┏━━
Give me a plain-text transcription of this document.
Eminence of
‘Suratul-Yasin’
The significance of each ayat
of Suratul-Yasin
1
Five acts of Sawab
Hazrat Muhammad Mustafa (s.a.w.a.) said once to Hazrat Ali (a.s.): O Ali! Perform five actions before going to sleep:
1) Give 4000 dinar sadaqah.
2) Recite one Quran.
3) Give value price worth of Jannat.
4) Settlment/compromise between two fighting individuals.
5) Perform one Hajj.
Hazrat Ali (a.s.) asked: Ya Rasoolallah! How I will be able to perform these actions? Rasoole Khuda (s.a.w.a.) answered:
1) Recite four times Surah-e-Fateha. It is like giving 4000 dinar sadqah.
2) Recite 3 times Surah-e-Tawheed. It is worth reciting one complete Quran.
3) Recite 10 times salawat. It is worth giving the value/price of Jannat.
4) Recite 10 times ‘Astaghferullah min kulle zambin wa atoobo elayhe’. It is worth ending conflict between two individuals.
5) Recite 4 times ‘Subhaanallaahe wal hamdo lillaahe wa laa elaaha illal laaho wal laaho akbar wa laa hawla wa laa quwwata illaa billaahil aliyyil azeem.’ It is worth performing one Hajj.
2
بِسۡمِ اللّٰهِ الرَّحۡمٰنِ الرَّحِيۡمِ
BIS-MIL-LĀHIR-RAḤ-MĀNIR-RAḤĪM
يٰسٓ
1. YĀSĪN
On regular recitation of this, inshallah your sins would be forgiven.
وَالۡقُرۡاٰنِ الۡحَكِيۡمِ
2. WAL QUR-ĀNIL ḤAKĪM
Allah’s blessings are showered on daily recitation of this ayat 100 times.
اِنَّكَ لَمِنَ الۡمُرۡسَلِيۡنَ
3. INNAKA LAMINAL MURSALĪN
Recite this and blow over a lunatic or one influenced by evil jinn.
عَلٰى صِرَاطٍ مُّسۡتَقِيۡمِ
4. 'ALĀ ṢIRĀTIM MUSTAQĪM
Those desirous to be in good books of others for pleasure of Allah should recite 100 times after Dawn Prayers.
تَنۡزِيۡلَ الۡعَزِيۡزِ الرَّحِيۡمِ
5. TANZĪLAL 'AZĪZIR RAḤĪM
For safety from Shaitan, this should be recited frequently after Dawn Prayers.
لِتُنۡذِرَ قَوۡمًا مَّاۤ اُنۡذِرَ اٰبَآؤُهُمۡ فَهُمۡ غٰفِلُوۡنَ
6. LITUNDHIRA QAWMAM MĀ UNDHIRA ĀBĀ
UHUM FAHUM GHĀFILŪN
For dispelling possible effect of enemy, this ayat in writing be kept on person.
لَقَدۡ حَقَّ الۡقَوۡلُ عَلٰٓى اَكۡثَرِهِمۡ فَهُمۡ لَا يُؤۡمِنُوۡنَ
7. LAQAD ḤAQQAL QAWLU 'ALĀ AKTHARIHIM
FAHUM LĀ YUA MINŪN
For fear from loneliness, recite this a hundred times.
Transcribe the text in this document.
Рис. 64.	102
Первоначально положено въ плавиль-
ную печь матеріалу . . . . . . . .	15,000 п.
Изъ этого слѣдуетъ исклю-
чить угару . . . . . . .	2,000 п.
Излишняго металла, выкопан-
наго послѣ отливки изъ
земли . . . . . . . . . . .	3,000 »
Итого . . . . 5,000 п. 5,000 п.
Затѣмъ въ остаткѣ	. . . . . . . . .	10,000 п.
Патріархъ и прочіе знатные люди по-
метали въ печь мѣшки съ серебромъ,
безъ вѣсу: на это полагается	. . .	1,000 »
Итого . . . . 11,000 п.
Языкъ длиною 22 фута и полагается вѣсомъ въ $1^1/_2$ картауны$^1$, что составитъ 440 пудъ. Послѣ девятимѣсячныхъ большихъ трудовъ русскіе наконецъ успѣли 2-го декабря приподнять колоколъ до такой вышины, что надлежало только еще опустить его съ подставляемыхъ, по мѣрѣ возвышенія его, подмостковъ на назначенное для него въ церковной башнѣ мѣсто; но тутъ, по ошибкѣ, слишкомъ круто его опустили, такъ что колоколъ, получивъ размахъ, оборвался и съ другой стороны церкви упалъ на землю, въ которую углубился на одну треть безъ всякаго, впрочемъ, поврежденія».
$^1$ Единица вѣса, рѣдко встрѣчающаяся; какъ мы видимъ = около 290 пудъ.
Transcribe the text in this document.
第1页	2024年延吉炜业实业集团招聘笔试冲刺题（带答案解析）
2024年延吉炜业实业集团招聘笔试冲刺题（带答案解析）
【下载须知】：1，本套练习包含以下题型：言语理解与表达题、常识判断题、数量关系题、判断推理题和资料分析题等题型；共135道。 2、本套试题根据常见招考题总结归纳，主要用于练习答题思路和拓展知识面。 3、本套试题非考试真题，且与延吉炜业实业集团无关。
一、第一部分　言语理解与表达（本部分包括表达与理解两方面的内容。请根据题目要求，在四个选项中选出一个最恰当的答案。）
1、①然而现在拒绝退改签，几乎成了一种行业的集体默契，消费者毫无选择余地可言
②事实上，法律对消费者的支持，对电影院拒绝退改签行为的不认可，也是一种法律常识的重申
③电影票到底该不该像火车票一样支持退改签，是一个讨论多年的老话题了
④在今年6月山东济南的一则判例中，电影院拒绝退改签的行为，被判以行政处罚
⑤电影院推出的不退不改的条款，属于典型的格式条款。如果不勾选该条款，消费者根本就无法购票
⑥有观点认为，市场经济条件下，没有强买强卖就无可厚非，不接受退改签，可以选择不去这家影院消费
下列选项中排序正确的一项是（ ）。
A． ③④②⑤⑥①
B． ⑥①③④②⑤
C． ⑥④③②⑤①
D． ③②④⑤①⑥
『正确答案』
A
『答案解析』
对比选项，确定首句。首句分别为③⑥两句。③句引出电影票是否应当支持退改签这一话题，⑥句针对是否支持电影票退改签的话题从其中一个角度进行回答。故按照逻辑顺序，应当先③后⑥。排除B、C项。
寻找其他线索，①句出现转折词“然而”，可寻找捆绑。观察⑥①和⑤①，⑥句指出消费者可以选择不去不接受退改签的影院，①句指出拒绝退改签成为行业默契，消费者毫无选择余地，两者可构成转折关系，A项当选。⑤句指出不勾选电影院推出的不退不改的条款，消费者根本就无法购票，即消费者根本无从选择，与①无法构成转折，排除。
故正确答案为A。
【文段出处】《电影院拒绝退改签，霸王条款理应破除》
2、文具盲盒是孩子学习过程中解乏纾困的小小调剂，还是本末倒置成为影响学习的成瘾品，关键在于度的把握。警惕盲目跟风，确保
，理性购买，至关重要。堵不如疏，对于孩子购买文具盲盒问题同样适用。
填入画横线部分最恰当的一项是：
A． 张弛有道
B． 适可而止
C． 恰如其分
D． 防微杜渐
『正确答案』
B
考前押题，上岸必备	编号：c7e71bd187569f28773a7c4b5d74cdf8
┗━━
**Prompt**:
Would you write down every record again, exactly?

**Exercise answer**:
Give me a plain-text transcription of this document.
Eminence of
‘Suratul-Yasin’
The significance of each ayat
of Suratul-Yasin
1
Five acts of Sawab
Hazrat Muhammad Mustafa (s.a.w.a.) said once to Hazrat Ali (a.s.): O Ali! Perform five actions before going to sleep:
1) Give 4000 dinar sadaqah.
2) Recite one Quran.
3) Give value price worth of Jannat.
4) Settlment/compromise between two fighting individuals.
5) Perform one Hajj.
Hazrat Ali (a.s.) asked: Ya Rasoolallah! How I will be able to perform these actions? Rasoole Khuda (s.a.w.a.) answered:
1) Recite four times Surah-e-Fateha. It is like giving 4000 dinar sadqah.
2) Recite 3 times Surah-e-Tawheed. It is worth reciting one complete Quran.
3) Recite 10 times salawat. It is worth giving the value/price of Jannat.
4) Recite 10 times ‘Astaghferullah min kulle zambin wa atoobo elayhe’. It is worth ending conflict between two individuals.
5) Recite 4 times ‘Subhaanallaahe wal hamdo lillaahe wa laa elaaha illal laaho wal laaho akbar wa laa hawla wa laa quwwata illaa billaahil aliyyil azeem.’ It is worth performing one Hajj.
2
بِسۡمِ اللّٰهِ الرَّحۡمٰنِ الرَّحِيۡمِ
BIS-MIL-LĀHIR-RAḤ-MĀNIR-RAḤĪM
يٰسٓ
1. YĀSĪN
On regular recitation of this, inshallah your sins would be forgiven.
وَالۡقُرۡاٰنِ الۡحَكِيۡمِ
2. WAL QUR-ĀNIL ḤAKĪM
Allah’s blessings are showered on daily recitation of this ayat 100 times.
اِنَّكَ لَمِنَ الۡمُرۡسَلِيۡنَ
3. INNAKA LAMINAL MURSALĪN
Recite this and blow over a lunatic or one influenced by evil jinn.
عَلٰى صِرَاطٍ مُّسۡتَقِيۡمِ
4. 'ALĀ ṢIRĀTIM MUSTAQĪM
Those desirous to be in good books of others for pleasure of Allah should recite 100 times after Dawn Prayers.
تَنۡزِيۡلَ الۡعَزِيۡزِ الرَّحِيۡمِ
5. TANZĪLAL 'AZĪZIR RAḤĪM
For safety from Shaitan, this should be recited frequently after Dawn Prayers.
لِتُنۡذِرَ قَوۡمًا مَّاۤ اُنۡذِرَ اٰبَآؤُهُمۡ فَهُمۡ غٰفِلُوۡنَ
6. LITUNDHIRA QAWMAM MĀ UNDHIRA ĀBĀ
UHUM FAHUM GHĀFILŪN
For dispelling possible effect of enemy, this ayat in writing be kept on person.
لَقَدۡ حَقَّ الۡقَوۡلُ عَلٰٓى اَكۡثَرِهِمۡ فَهُمۡ لَا يُؤۡمِنُوۡنَ
7. LAQAD ḤAQQAL QAWLU 'ALĀ AKTHARIHIM
FAHUM LĀ YUA MINŪN
For fear from loneliness, recite this a hundred times.
Transcribe the text in this document.
Рис. 64.	102
Первоначально положено въ плавиль-
ную печь матеріалу . . . . . . . .	15,000 п.
Изъ этого слѣдуетъ исклю-
чить угару . . . . . . .	2,000 п.
Излишняго металла, выкопан-
наго послѣ отливки изъ
земли . . . . . . . . . . .	3,000 »
Итого . . . . 5,000 п. 5,000 п.
Затѣмъ въ остаткѣ	. . . . . . . . .	10,000 п.
Патріархъ и прочіе знатные люди по-
метали въ печь мѣшки съ серебромъ,
безъ вѣсу: на это полагается	. . .	1,000 »
Итого . . . . 11,000 п.
Языкъ длиною 22 фута и полагается вѣсомъ въ $1^1/_2$ картауны$^1$, что составитъ 440 пудъ. Послѣ девятимѣсячныхъ большихъ трудовъ русскіе наконецъ успѣли 2-го декабря приподнять колоколъ до такой вышины, что надлежало только еще опустить его съ подставляемыхъ, по мѣрѣ возвышенія его, подмостковъ на назначенное для него въ церковной башнѣ мѣсто; но тутъ, по ошибкѣ, слишкомъ круто его опустили, такъ что колоколъ, получивъ размахъ, оборвался и съ другой стороны церкви упалъ на землю, въ которую углубился на одну треть безъ всякаго, впрочемъ, поврежденія».
$^1$ Единица вѣса, рѣдко встрѣчающаяся; какъ мы видимъ = около 290 пудъ.
Transcribe the text in this document.
第1页	2024年延吉炜业实业集团招聘笔试冲刺题（带答案解析）
2024年延吉炜业实业集团招聘笔试冲刺题（带答案解析）
【下载须知】：1，本套练习包含以下题型：言语理解与表达题、常识判断题、数量关系题、判断推理题和资料分析题等题型；共135道。 2、本套试题根据常见招考题总结归纳，主要用于练习答题思路和拓展知识面。 3、本套试题非考试真题，且与延吉炜业实业集团无关。
一、第一部分　言语理解与表达（本部分包括表达与理解两方面的内容。请根据题目要求，在四个选项中选出一个最恰当的答案。）
1、①然而现在拒绝退改签，几乎成了一种行业的集体默契，消费者毫无选择余地可言
②事实上，法律对消费者的支持，对电影院拒绝退改签行为的不认可，也是一种法律常识的重申
③电影票到底该不该像火车票一样支持退改签，是一个讨论多年的老话题了
④在今年6月山东济南的一则判例中，电影院拒绝退改签的行为，被判以行政处罚
⑤电影院推出的不退不改的条款，属于典型的格式条款。如果不勾选该条款，消费者根本就无法购票
⑥有观点认为，市场经济条件下，没有强买强卖就无可厚非，不接受退改签，可以选择不去这家影院消费
下列选项中排序正确的一项是（ ）。
A． ③④②⑤⑥①
B． ⑥①③④②⑤
C． ⑥④③②⑤①
D． ③②④⑤①⑥
『正确答案』
A
『答案解析』
对比选项，确定首句。首句分别为③⑥两句。③句引出电影票是否应当支持退改签这一话题，⑥句针对是否支持电影票退改签的话题从其中一个角度进行回答。故按照逻辑顺序，应当先③后⑥。排除B、C项。
寻找其他线索，①句出现转折词“然而”，可寻找捆绑。观察⑥①和⑤①，⑥句指出消费者可以选择不去不接受退改签的影院，①句指出拒绝退改签成为行业默契，消费者毫无选择余地，两者可构成转折关系，A项当选。⑤句指出不勾选电影院推出的不退不改的条款，消费者根本就无法购票，即消费者根本无从选择，与①无法构成转折，排除。
故正确答案为A。
【文段出处】《电影院拒绝退改签，霸王条款理应破除》
2、文具盲盒是孩子学习过程中解乏纾困的小小调剂，还是本末倒置成为影响学习的成瘾品，关键在于度的把握。警惕盲目跟风，确保
，理性购买，至关重要。堵不如疏，对于孩子购买文具盲盒问题同样适用。
填入画横线部分最恰当的一项是：
A． 张弛有道
B． 适可而止
C． 恰如其分
D． 防微杜渐
『正确答案』
B
考前押题，上岸必备	编号：c7e71bd187569f28773a7c4b5d74cdf8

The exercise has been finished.